* PROBLEM TO SOLVE:
Transcribe all the entries word for word, omitting any pictures they contain.

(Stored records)
▼
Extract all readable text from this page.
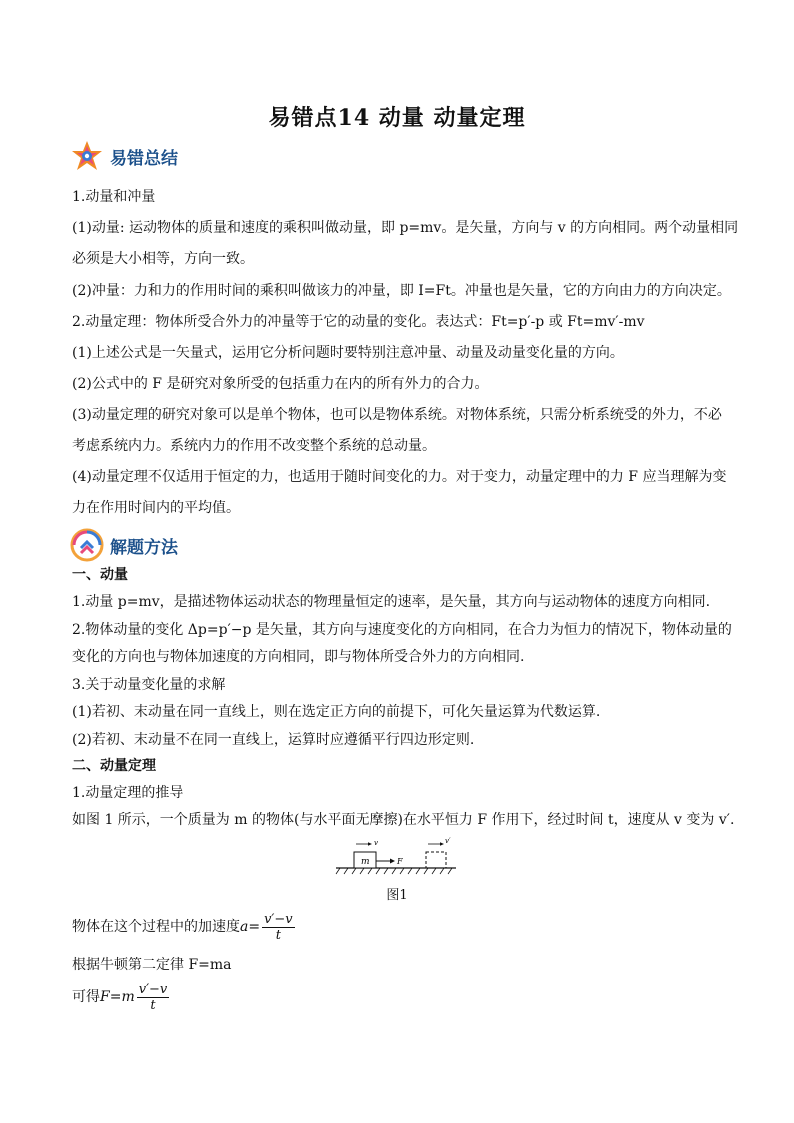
易错点14 动量 动量定理
易错总结
1.动量和冲量
(1)动量: 运动物体的质量和速度的乘积叫做动量，即 p=mv。是矢量，方向与 v 的方向相同。两个动量相同
必须是大小相等，方向一致。
(2)冲量：力和力的作用时间的乘积叫做该力的冲量，即 I=Ft。冲量也是矢量，它的方向由力的方向决定。
2.动量定理：物体所受合外力的冲量等于它的动量的变化。表达式：Ft=p′-p 或 Ft=mv′-mv
(1)上述公式是一矢量式，运用它分析问题时要特别注意冲量、动量及动量变化量的方向。
(2)公式中的 F 是研究对象所受的包括重力在内的所有外力的合力。
(3)动量定理的研究对象可以是单个物体，也可以是物体系统。对物体系统，只需分析系统受的外力，不必
考虑系统内力。系统内力的作用不改变整个系统的总动量。
(4)动量定理不仅适用于恒定的力，也适用于随时间变化的力。对于变力，动量定理中的力 F 应当理解为变
力在作用时间内的平均值。
解题方法
一、动量
1.动量 p=mv，是描述物体运动状态的物理量恒定的速率，是矢量，其方向与运动物体的速度方向相同.
2.物体动量的变化 Δp=p′−p 是矢量，其方向与速度变化的方向相同，在合力为恒力的情况下，物体动量的
变化的方向也与物体加速度的方向相同，即与物体所受合外力的方向相同.
3.关于动量变化量的求解
(1)若初、末动量在同一直线上，则在选定正方向的前提下，可化矢量运算为代数运算.
(2)若初、末动量不在同一直线上，运算时应遵循平行四边形定则.
二、动量定理
1.动量定理的推导
如图 1 所示，一个质量为 m 的物体(与水平面无摩擦)在水平恒力 F 作用下，经过时间 t，速度从 v 变为 v′.
m	F
v	v′
图1
物体在这个过程中的加速度 $a= \frac{v'-v}{t}$
根据牛顿第二定律 F=ma
可得 $F=m \frac{v'-v}{t}$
▲
* SOLVED PROBLEM:
Extract all readable text from this page.
易错点14 动量 动量定理
易错总结
1.动量和冲量
(1)动量: 运动物体的质量和速度的乘积叫做动量，即 p=mv。是矢量，方向与 v 的方向相同。两个动量相同
必须是大小相等，方向一致。
(2)冲量：力和力的作用时间的乘积叫做该力的冲量，即 I=Ft。冲量也是矢量，它的方向由力的方向决定。
2.动量定理：物体所受合外力的冲量等于它的动量的变化。表达式：Ft=p′-p 或 Ft=mv′-mv
(1)上述公式是一矢量式，运用它分析问题时要特别注意冲量、动量及动量变化量的方向。
(2)公式中的 F 是研究对象所受的包括重力在内的所有外力的合力。
(3)动量定理的研究对象可以是单个物体，也可以是物体系统。对物体系统，只需分析系统受的外力，不必
考虑系统内力。系统内力的作用不改变整个系统的总动量。
(4)动量定理不仅适用于恒定的力，也适用于随时间变化的力。对于变力，动量定理中的力 F 应当理解为变
力在作用时间内的平均值。
解题方法
一、动量
1.动量 p=mv，是描述物体运动状态的物理量恒定的速率，是矢量，其方向与运动物体的速度方向相同.
2.物体动量的变化 Δp=p′−p 是矢量，其方向与速度变化的方向相同，在合力为恒力的情况下，物体动量的
变化的方向也与物体加速度的方向相同，即与物体所受合外力的方向相同.
3.关于动量变化量的求解
(1)若初、末动量在同一直线上，则在选定正方向的前提下，可化矢量运算为代数运算.
(2)若初、末动量不在同一直线上，运算时应遵循平行四边形定则.
二、动量定理
1.动量定理的推导
如图 1 所示，一个质量为 m 的物体(与水平面无摩擦)在水平恒力 F 作用下，经过时间 t，速度从 v 变为 v′.
m	F
v	v′
图1
物体在这个过程中的加速度 $a= \frac{v'-v}{t}$
根据牛顿第二定律 F=ma
可得 $F=m \frac{v'-v}{t}$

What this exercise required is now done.